__Given task__.
Provide only the number of lines in the data below that contain the word "this".

>> Start

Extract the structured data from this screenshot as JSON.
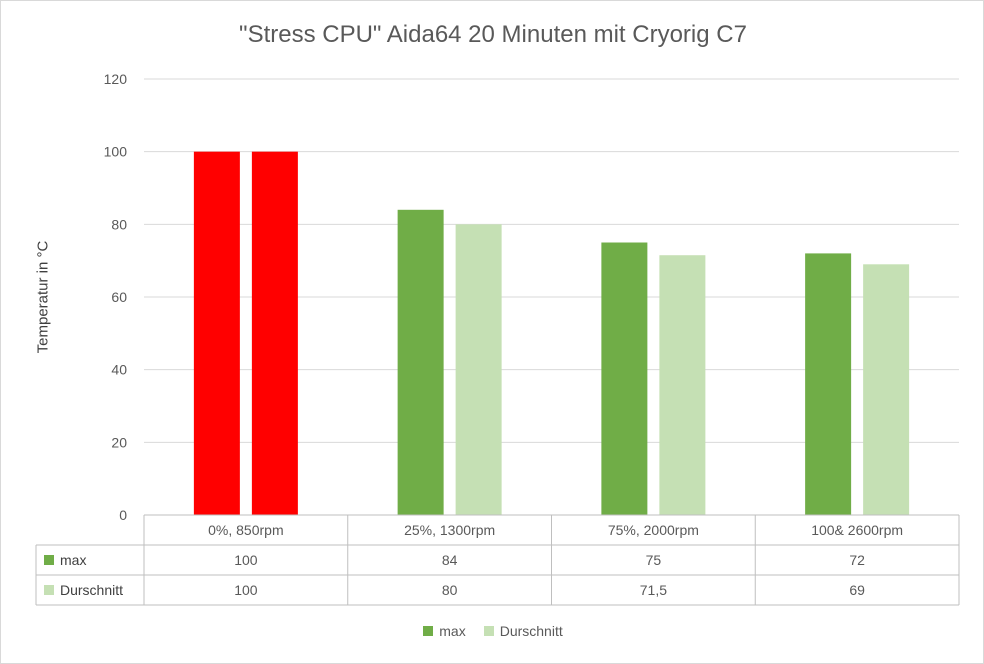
{
  "chart_data": {
    "type": "bar",
    "title": "\"Stress CPU\" Aida64 20 Minuten mit Cryorig C7",
    "ylabel": "Temperatur in °C",
    "xlabel": "",
    "ylim": [
      0,
      120
    ],
    "yticks": [
      0,
      20,
      40,
      60,
      80,
      100,
      120
    ],
    "grid": true,
    "legend": "bottom",
    "categories": [
      "0%, 850rpm",
      "25%, 1300rpm",
      "75%, 2000rpm",
      "100& 2600rpm"
    ],
    "series": [
      {
        "name": "max",
        "values": [
          100,
          84,
          75,
          72
        ],
        "labels": [
          "100",
          "84",
          "75",
          "72"
        ],
        "color": "#70ad47"
      },
      {
        "name": "Durschnitt",
        "values": [
          100,
          80,
          71.5,
          69
        ],
        "labels": [
          "100",
          "80",
          "71,5",
          "69"
        ],
        "color": "#c5e0b4"
      }
    ],
    "highlight": {
      "category_index": 0,
      "color": "#ff0000"
    },
    "data_table": true
  }
}
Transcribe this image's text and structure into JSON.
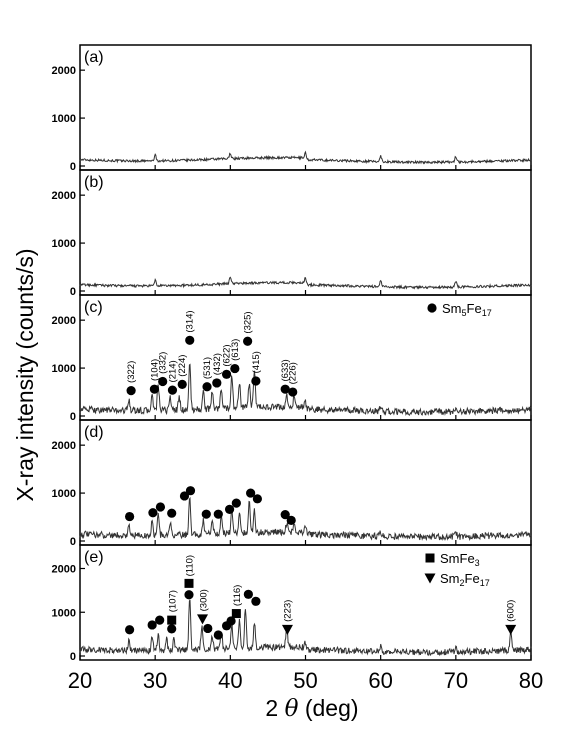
{
  "chart_data": {
    "type": "line",
    "xlabel": "2 θ (deg)",
    "xlabel_theta": "θ",
    "xlabel_prefix": "2 ",
    "xlabel_suffix": " (deg)",
    "ylabel": "X-ray intensity (counts/s)",
    "xlim": [
      20,
      80
    ],
    "xticks": [
      20,
      30,
      40,
      50,
      60,
      70,
      80
    ],
    "ylim": [
      0,
      2400
    ],
    "yticks": [
      0,
      1000,
      2000
    ],
    "panels": [
      {
        "label": "(a)",
        "baseline": 140,
        "peaks": [
          [
            30,
            120
          ],
          [
            40,
            120
          ],
          [
            50,
            120
          ],
          [
            60,
            120
          ],
          [
            70,
            120
          ]
        ],
        "markers": [],
        "labels": []
      },
      {
        "label": "(b)",
        "baseline": 140,
        "peaks": [
          [
            30,
            120
          ],
          [
            40,
            150
          ],
          [
            50,
            120
          ],
          [
            60,
            120
          ],
          [
            70,
            120
          ]
        ],
        "markers": [],
        "labels": []
      },
      {
        "label": "(c)",
        "baseline": 150,
        "peaks": [
          [
            26.5,
            250
          ],
          [
            29.6,
            320
          ],
          [
            30.4,
            550
          ],
          [
            32,
            300
          ],
          [
            33.2,
            280
          ],
          [
            34.6,
            1000
          ],
          [
            36.4,
            350
          ],
          [
            37.6,
            380
          ],
          [
            38.8,
            420
          ],
          [
            40.2,
            700
          ],
          [
            41.2,
            550
          ],
          [
            42.5,
            500
          ],
          [
            43.2,
            780
          ],
          [
            47.5,
            250
          ],
          [
            48.5,
            220
          ],
          [
            50,
            120
          ],
          [
            60,
            100
          ],
          [
            70,
            100
          ]
        ],
        "markers": [
          {
            "shape": "circle",
            "x": 26.8,
            "y": 530
          },
          {
            "shape": "circle",
            "x": 29.9,
            "y": 560
          },
          {
            "shape": "circle",
            "x": 31,
            "y": 720
          },
          {
            "shape": "circle",
            "x": 32.3,
            "y": 540
          },
          {
            "shape": "circle",
            "x": 33.6,
            "y": 660
          },
          {
            "shape": "circle",
            "x": 34.6,
            "y": 1580
          },
          {
            "shape": "circle",
            "x": 36.9,
            "y": 610
          },
          {
            "shape": "circle",
            "x": 38.2,
            "y": 690
          },
          {
            "shape": "circle",
            "x": 39.5,
            "y": 870
          },
          {
            "shape": "circle",
            "x": 40.6,
            "y": 990
          },
          {
            "shape": "circle",
            "x": 42.3,
            "y": 1560
          },
          {
            "shape": "circle",
            "x": 43.4,
            "y": 730
          },
          {
            "shape": "circle",
            "x": 47.3,
            "y": 560
          },
          {
            "shape": "circle",
            "x": 48.3,
            "y": 500
          }
        ],
        "labels": [
          {
            "text": "(322)",
            "x": 26.8,
            "y": 690
          },
          {
            "text": "(104)",
            "x": 29.9,
            "y": 730
          },
          {
            "text": "(332)",
            "x": 31,
            "y": 880
          },
          {
            "text": "(214)",
            "x": 32.3,
            "y": 700
          },
          {
            "text": "(224)",
            "x": 33.6,
            "y": 820
          },
          {
            "text": "(314)",
            "x": 34.6,
            "y": 1740
          },
          {
            "text": "(531)",
            "x": 36.9,
            "y": 770
          },
          {
            "text": "(432)",
            "x": 38.2,
            "y": 850
          },
          {
            "text": "(622)",
            "x": 39.5,
            "y": 1030
          },
          {
            "text": "(613)",
            "x": 40.6,
            "y": 1150
          },
          {
            "text": "(325)",
            "x": 42.3,
            "y": 1720
          },
          {
            "text": "(415)",
            "x": 43.4,
            "y": 890
          },
          {
            "text": "(633)",
            "x": 47.3,
            "y": 720
          },
          {
            "text": "(226)",
            "x": 48.3,
            "y": 660
          }
        ],
        "legend": [
          {
            "shape": "circle",
            "text": "Sm",
            "sub": "5",
            "text2": "Fe",
            "sub2": "17"
          }
        ]
      },
      {
        "label": "(d)",
        "baseline": 150,
        "peaks": [
          [
            26.5,
            220
          ],
          [
            29.6,
            300
          ],
          [
            30.4,
            450
          ],
          [
            32,
            250
          ],
          [
            34.6,
            800
          ],
          [
            36.4,
            300
          ],
          [
            37.6,
            320
          ],
          [
            38.8,
            350
          ],
          [
            40.2,
            500
          ],
          [
            41.2,
            420
          ],
          [
            42.5,
            650
          ],
          [
            43.2,
            450
          ],
          [
            47.5,
            200
          ],
          [
            48.5,
            180
          ],
          [
            50,
            120
          ],
          [
            60,
            100
          ],
          [
            70,
            100
          ]
        ],
        "markers": [
          {
            "shape": "circle",
            "x": 26.6,
            "y": 510
          },
          {
            "shape": "circle",
            "x": 29.7,
            "y": 590
          },
          {
            "shape": "circle",
            "x": 30.7,
            "y": 710
          },
          {
            "shape": "circle",
            "x": 32.2,
            "y": 580
          },
          {
            "shape": "circle",
            "x": 33.9,
            "y": 940
          },
          {
            "shape": "circle",
            "x": 34.7,
            "y": 1050
          },
          {
            "shape": "circle",
            "x": 36.8,
            "y": 560
          },
          {
            "shape": "circle",
            "x": 38.4,
            "y": 560
          },
          {
            "shape": "circle",
            "x": 39.9,
            "y": 660
          },
          {
            "shape": "circle",
            "x": 40.8,
            "y": 790
          },
          {
            "shape": "circle",
            "x": 42.7,
            "y": 1000
          },
          {
            "shape": "circle",
            "x": 43.6,
            "y": 880
          },
          {
            "shape": "circle",
            "x": 47.3,
            "y": 550
          },
          {
            "shape": "circle",
            "x": 48.1,
            "y": 430
          }
        ],
        "labels": []
      },
      {
        "label": "(e)",
        "baseline": 160,
        "peaks": [
          [
            26.5,
            220
          ],
          [
            29.6,
            300
          ],
          [
            30.4,
            350
          ],
          [
            31.5,
            300
          ],
          [
            32.5,
            280
          ],
          [
            34.6,
            1200
          ],
          [
            36.2,
            550
          ],
          [
            37.6,
            300
          ],
          [
            38.8,
            380
          ],
          [
            40.2,
            550
          ],
          [
            41.2,
            600
          ],
          [
            42,
            900
          ],
          [
            43.2,
            550
          ],
          [
            47.5,
            500
          ],
          [
            50,
            130
          ],
          [
            60,
            110
          ],
          [
            70,
            110
          ],
          [
            77.3,
            400
          ]
        ],
        "markers": [
          {
            "shape": "circle",
            "x": 26.6,
            "y": 600
          },
          {
            "shape": "circle",
            "x": 29.6,
            "y": 710
          },
          {
            "shape": "circle",
            "x": 30.6,
            "y": 820
          },
          {
            "shape": "square",
            "x": 32.2,
            "y": 820
          },
          {
            "shape": "circle",
            "x": 32.2,
            "y": 620
          },
          {
            "shape": "square",
            "x": 34.5,
            "y": 1660
          },
          {
            "shape": "circle",
            "x": 34.5,
            "y": 1400
          },
          {
            "shape": "triangle",
            "x": 36.3,
            "y": 850
          },
          {
            "shape": "circle",
            "x": 37,
            "y": 630
          },
          {
            "shape": "circle",
            "x": 38.4,
            "y": 480
          },
          {
            "shape": "circle",
            "x": 39.5,
            "y": 690
          },
          {
            "shape": "circle",
            "x": 40.1,
            "y": 800
          },
          {
            "shape": "square",
            "x": 40.8,
            "y": 970
          },
          {
            "shape": "circle",
            "x": 42.4,
            "y": 1410
          },
          {
            "shape": "circle",
            "x": 43.4,
            "y": 1250
          },
          {
            "shape": "triangle",
            "x": 47.6,
            "y": 610
          },
          {
            "shape": "triangle",
            "x": 77.3,
            "y": 610
          }
        ],
        "labels": [
          {
            "text": "(107)",
            "x": 32.3,
            "y": 1000
          },
          {
            "text": "(110)",
            "x": 34.6,
            "y": 1820
          },
          {
            "text": "(300)",
            "x": 36.4,
            "y": 1020
          },
          {
            "text": "(116)",
            "x": 40.9,
            "y": 1140
          },
          {
            "text": "(223)",
            "x": 47.6,
            "y": 780
          },
          {
            "text": "(600)",
            "x": 77.3,
            "y": 780
          }
        ],
        "legend": [
          {
            "shape": "square",
            "text": "SmFe",
            "sub": "3",
            "text2": "",
            "sub2": ""
          },
          {
            "shape": "triangle",
            "text": "Sm",
            "sub": "2",
            "text2": "Fe",
            "sub2": "17"
          }
        ]
      }
    ]
  }
}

>> End

__Reply__.
2